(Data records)

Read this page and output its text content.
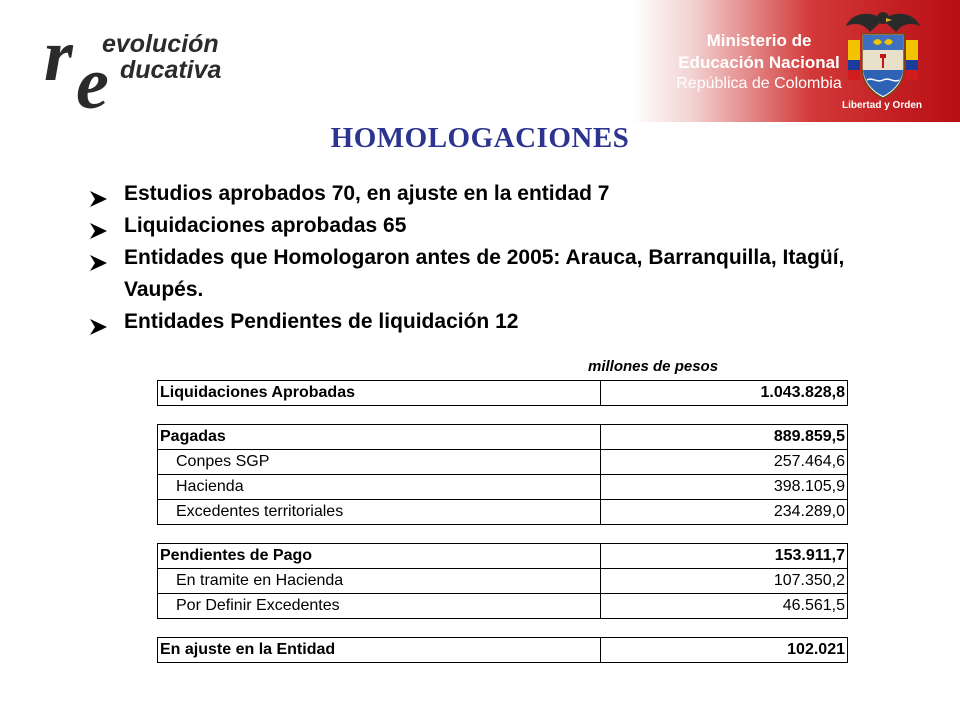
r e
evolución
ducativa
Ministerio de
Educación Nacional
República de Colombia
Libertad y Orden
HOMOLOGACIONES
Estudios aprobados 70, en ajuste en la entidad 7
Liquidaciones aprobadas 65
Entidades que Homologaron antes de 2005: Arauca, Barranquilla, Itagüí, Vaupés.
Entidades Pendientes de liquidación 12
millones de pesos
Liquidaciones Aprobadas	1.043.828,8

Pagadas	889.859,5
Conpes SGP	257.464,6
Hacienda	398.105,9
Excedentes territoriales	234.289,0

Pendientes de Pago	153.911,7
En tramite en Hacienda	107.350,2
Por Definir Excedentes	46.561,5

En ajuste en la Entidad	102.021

(What needs to be done): Go over the data above and copy every line that has the word "Hacienda" in it.

(Answer to this task):
Hacienda	398.105,9
En tramite en Hacienda	107.350,2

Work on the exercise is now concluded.